** START **

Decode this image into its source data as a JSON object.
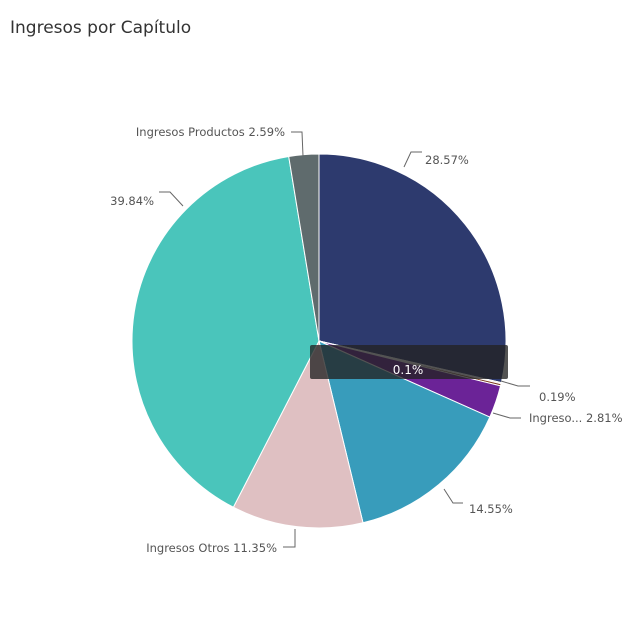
{
  "title": "Ingresos por Capítulo",
  "tooltip": {
    "label": "0.1%"
  },
  "chart_data": {
    "type": "pie",
    "title": "Ingresos por Capítulo",
    "slices": [
      {
        "label": "",
        "display": "28.57%",
        "value": 28.57,
        "color": "#2d3a6e"
      },
      {
        "label": "",
        "display": "0.1%",
        "value": 0.1,
        "color": "#c9a227"
      },
      {
        "label": "",
        "display": "0.19%",
        "value": 0.19,
        "color": "#7a3b1c"
      },
      {
        "label": "Ingreso...",
        "display": "Ingreso... 2.81%",
        "value": 2.81,
        "color": "#6b2397"
      },
      {
        "label": "",
        "display": "14.55%",
        "value": 14.55,
        "color": "#389cbb"
      },
      {
        "label": "Ingresos Otros",
        "display": "Ingresos Otros 11.35%",
        "value": 11.35,
        "color": "#dfc0c2"
      },
      {
        "label": "",
        "display": "39.84%",
        "value": 39.84,
        "color": "#4ac5bb"
      },
      {
        "label": "Ingresos Productos",
        "display": "Ingresos Productos 2.59%",
        "value": 2.59,
        "color": "#5f6b6d"
      }
    ]
  }
}
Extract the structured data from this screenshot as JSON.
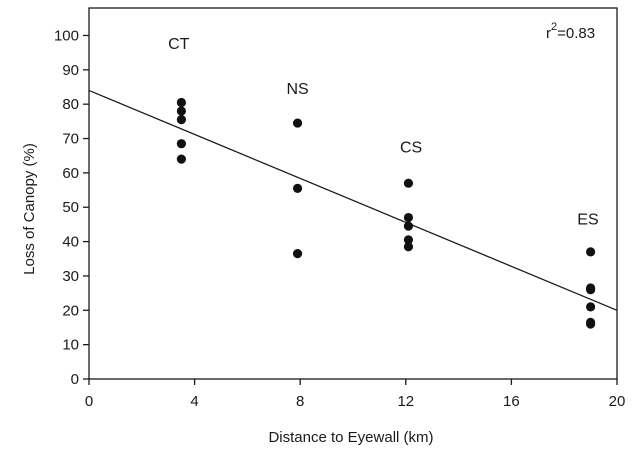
{
  "chart_data": {
    "type": "scatter",
    "xlabel": "Distance to Eyewall (km)",
    "ylabel": "Loss of Canopy (%)",
    "xlim": [
      0,
      20
    ],
    "ylim": [
      0,
      108
    ],
    "xticks": [
      0,
      4,
      8,
      12,
      16,
      20
    ],
    "yticks": [
      0,
      10,
      20,
      30,
      40,
      50,
      60,
      70,
      80,
      90,
      100
    ],
    "grid": false,
    "series": [
      {
        "points": [
          {
            "x": 3.5,
            "y": 80.5
          },
          {
            "x": 3.5,
            "y": 78
          },
          {
            "x": 3.5,
            "y": 75.5
          },
          {
            "x": 3.5,
            "y": 68.5
          },
          {
            "x": 3.5,
            "y": 64
          },
          {
            "x": 7.9,
            "y": 74.5
          },
          {
            "x": 7.9,
            "y": 55.5
          },
          {
            "x": 7.9,
            "y": 36.5
          },
          {
            "x": 12.1,
            "y": 57
          },
          {
            "x": 12.1,
            "y": 47
          },
          {
            "x": 12.1,
            "y": 44.5
          },
          {
            "x": 12.1,
            "y": 40.5
          },
          {
            "x": 12.1,
            "y": 38.5
          },
          {
            "x": 19,
            "y": 37
          },
          {
            "x": 19,
            "y": 26.5
          },
          {
            "x": 19,
            "y": 26
          },
          {
            "x": 19,
            "y": 21
          },
          {
            "x": 19,
            "y": 16.5
          },
          {
            "x": 19,
            "y": 16
          }
        ]
      }
    ],
    "trendline": {
      "x": [
        0,
        20
      ],
      "y": [
        84,
        20
      ]
    },
    "group_labels": [
      {
        "text": "CT",
        "x": 3.4,
        "y": 96
      },
      {
        "text": "NS",
        "x": 7.9,
        "y": 83
      },
      {
        "text": "CS",
        "x": 12.2,
        "y": 66
      },
      {
        "text": "ES",
        "x": 18.9,
        "y": 45
      }
    ],
    "annotation": {
      "r_prefix": "r",
      "r_exponent": "2",
      "r_value": "=0.83"
    }
  }
}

** END **

Problem requirements: Restate the listing above word for word, and skip the pictures.

The solution:
Decode this image into its source data as a JSON object.
{
  "title": "Ingresos por Capítulo",
  "tooltip": {
    "label": "0.1%"
  },
  "chart_data": {
    "type": "pie",
    "title": "Ingresos por Capítulo",
    "slices": [
      {
        "label": "",
        "display": "28.57%",
        "value": 28.57,
        "color": "#2d3a6e"
      },
      {
        "label": "",
        "display": "0.1%",
        "value": 0.1,
        "color": "#c9a227"
      },
      {
        "label": "",
        "display": "0.19%",
        "value": 0.19,
        "color": "#7a3b1c"
      },
      {
        "label": "Ingreso...",
        "display": "Ingreso... 2.81%",
        "value": 2.81,
        "color": "#6b2397"
      },
      {
        "label": "",
        "display": "14.55%",
        "value": 14.55,
        "color": "#389cbb"
      },
      {
        "label": "Ingresos Otros",
        "display": "Ingresos Otros 11.35%",
        "value": 11.35,
        "color": "#dfc0c2"
      },
      {
        "label": "",
        "display": "39.84%",
        "value": 39.84,
        "color": "#4ac5bb"
      },
      {
        "label": "Ingresos Productos",
        "display": "Ingresos Productos 2.59%",
        "value": 2.59,
        "color": "#5f6b6d"
      }
    ]
  }
}
Extract the structured data from this screenshot as JSON.
{
  "chart_data": {
    "type": "scatter",
    "xlabel": "Distance to Eyewall (km)",
    "ylabel": "Loss of Canopy (%)",
    "xlim": [
      0,
      20
    ],
    "ylim": [
      0,
      108
    ],
    "xticks": [
      0,
      4,
      8,
      12,
      16,
      20
    ],
    "yticks": [
      0,
      10,
      20,
      30,
      40,
      50,
      60,
      70,
      80,
      90,
      100
    ],
    "grid": false,
    "series": [
      {
        "points": [
          {
            "x": 3.5,
            "y": 80.5
          },
          {
            "x": 3.5,
            "y": 78
          },
          {
            "x": 3.5,
            "y": 75.5
          },
          {
            "x": 3.5,
            "y": 68.5
          },
          {
            "x": 3.5,
            "y": 64
          },
          {
            "x": 7.9,
            "y": 74.5
          },
          {
            "x": 7.9,
            "y": 55.5
          },
          {
            "x": 7.9,
            "y": 36.5
          },
          {
            "x": 12.1,
            "y": 57
          },
          {
            "x": 12.1,
            "y": 47
          },
          {
            "x": 12.1,
            "y": 44.5
          },
          {
            "x": 12.1,
            "y": 40.5
          },
          {
            "x": 12.1,
            "y": 38.5
          },
          {
            "x": 19,
            "y": 37
          },
          {
            "x": 19,
            "y": 26.5
          },
          {
            "x": 19,
            "y": 26
          },
          {
            "x": 19,
            "y": 21
          },
          {
            "x": 19,
            "y": 16.5
          },
          {
            "x": 19,
            "y": 16
          }
        ]
      }
    ],
    "trendline": {
      "x": [
        0,
        20
      ],
      "y": [
        84,
        20
      ]
    },
    "group_labels": [
      {
        "text": "CT",
        "x": 3.4,
        "y": 96
      },
      {
        "text": "NS",
        "x": 7.9,
        "y": 83
      },
      {
        "text": "CS",
        "x": 12.2,
        "y": 66
      },
      {
        "text": "ES",
        "x": 18.9,
        "y": 45
      }
    ],
    "annotation": {
      "r_prefix": "r",
      "r_exponent": "2",
      "r_value": "=0.83"
    }
  }
}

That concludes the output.